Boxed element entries
__________
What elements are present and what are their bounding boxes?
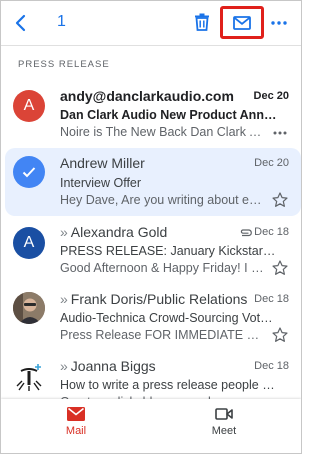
star-button[interactable] — [271, 259, 289, 277]
email-snippet: Hey Dave, Are you writing about entre… — [60, 193, 265, 207]
avatar-letter: A — [23, 97, 35, 114]
attachment-icon — [240, 229, 252, 237]
mark-unread-button[interactable] — [220, 6, 264, 39]
more-horizontal-icon — [271, 21, 287, 25]
sender-name: Frank Doris/Public Relations — [70, 291, 248, 307]
nav-mail[interactable]: Mail — [41, 407, 111, 437]
star-outline-icon — [272, 327, 288, 342]
email-more-button[interactable] — [271, 124, 289, 142]
thread-chevron-icon: » — [60, 358, 68, 374]
email-subject: Audio-Technica Crowd-Sourcing Vote… — [60, 311, 278, 325]
sender-name: Alexandra Gold — [70, 224, 168, 240]
email-subject: How to write a press release people w… — [60, 378, 278, 392]
avatar-letter: A — [23, 234, 35, 251]
email-subject: PRESS RELEASE: January Kickstarter… — [60, 244, 278, 258]
email-row[interactable]: A » Alexandra Gold Dec 18 PRESS RELEASE: … — [1, 216, 301, 284]
avatar: A — [13, 227, 45, 259]
person-photo-icon — [13, 292, 45, 324]
sender-name: Andrew Miller — [60, 155, 145, 171]
delete-button[interactable] — [191, 10, 213, 34]
photo-avatar — [13, 292, 45, 324]
back-button[interactable] — [9, 11, 31, 35]
section-label: PRESS RELEASE — [18, 59, 110, 70]
nav-mail-label: Mail — [65, 425, 87, 437]
avatar-selected — [13, 156, 45, 188]
star-button[interactable] — [271, 191, 289, 209]
sender-name: Joanna Biggs — [70, 358, 156, 374]
avatar: A — [13, 90, 45, 122]
star-outline-icon — [272, 192, 288, 207]
mail-icon — [67, 407, 85, 421]
email-row-selected[interactable]: Andrew Miller Dec 20 Interview Offer Hey… — [5, 148, 301, 216]
envelope-icon — [233, 15, 251, 30]
toolbar-divider — [1, 45, 301, 46]
star-outline-icon — [272, 260, 288, 275]
star-button[interactable] — [271, 326, 289, 344]
email-date: Dec 18 — [254, 226, 289, 238]
email-row[interactable]: A andy@danclarkaudio.com Dec 20 Dan Clar… — [1, 79, 301, 147]
bottom-navigation: Mail Meet — [1, 399, 301, 453]
nav-meet[interactable]: Meet — [189, 407, 259, 437]
email-date: Dec 20 — [253, 90, 289, 102]
email-date: Dec 20 — [254, 157, 289, 169]
email-snippet: Press Release FOR IMMEDIATE RELE… — [60, 328, 265, 342]
thread-chevron-icon: » — [60, 291, 68, 307]
video-camera-icon — [215, 408, 233, 420]
email-subject: Interview Offer — [60, 176, 142, 190]
thread-chevron-icon: » — [60, 224, 68, 240]
trash-icon — [195, 13, 209, 31]
email-subject: Dan Clark Audio New Product Anno… — [60, 108, 278, 122]
brand-logo-icon — [16, 364, 42, 391]
email-row[interactable]: » Frank Doris/Public Relations Dec 18 Aud… — [1, 285, 301, 353]
more-horizontal-icon — [273, 131, 287, 135]
nav-meet-label: Meet — [211, 425, 237, 437]
sender-line: » Alexandra Gold — [60, 224, 230, 240]
gmail-screen: 1 PRESS RELEASE A andy@danclarkaudio.com… — [0, 0, 302, 454]
more-options-button[interactable] — [267, 13, 291, 33]
sender-line: » Joanna Biggs — [60, 358, 250, 374]
selected-count: 1 — [57, 13, 66, 30]
email-snippet: Noire is The New Back Dan Clark Audi… — [60, 125, 265, 139]
selection-toolbar: 1 — [1, 1, 301, 45]
sender-name: andy@danclarkaudio.com — [60, 88, 234, 104]
email-date: Dec 18 — [254, 360, 289, 372]
back-arrow-icon — [15, 14, 26, 32]
email-snippet: Good Afternoon & Happy Friday! I am… — [60, 261, 265, 275]
email-date: Dec 18 — [254, 293, 289, 305]
check-icon — [22, 167, 36, 178]
logo-avatar — [13, 362, 45, 394]
sender-line: » Frank Doris/Public Relations — [60, 291, 250, 307]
__________
**Exercise directions**
Reproduce the lines above without any change, starting at the line that contains "star-button[interactable] — [271, 259, 289, 277]" and ending at the line that contains "more-horizontal-icon — [271, 21, 287, 25]", with both of those lines included.

**Task result**
star-button[interactable] — [271, 259, 289, 277]
email-snippet: Hey Dave, Are you writing about entre… — [60, 193, 265, 207]
avatar-letter: A — [23, 97, 35, 114]
attachment-icon — [240, 229, 252, 237]
mark-unread-button[interactable] — [220, 6, 264, 39]
more-horizontal-icon — [271, 21, 287, 25]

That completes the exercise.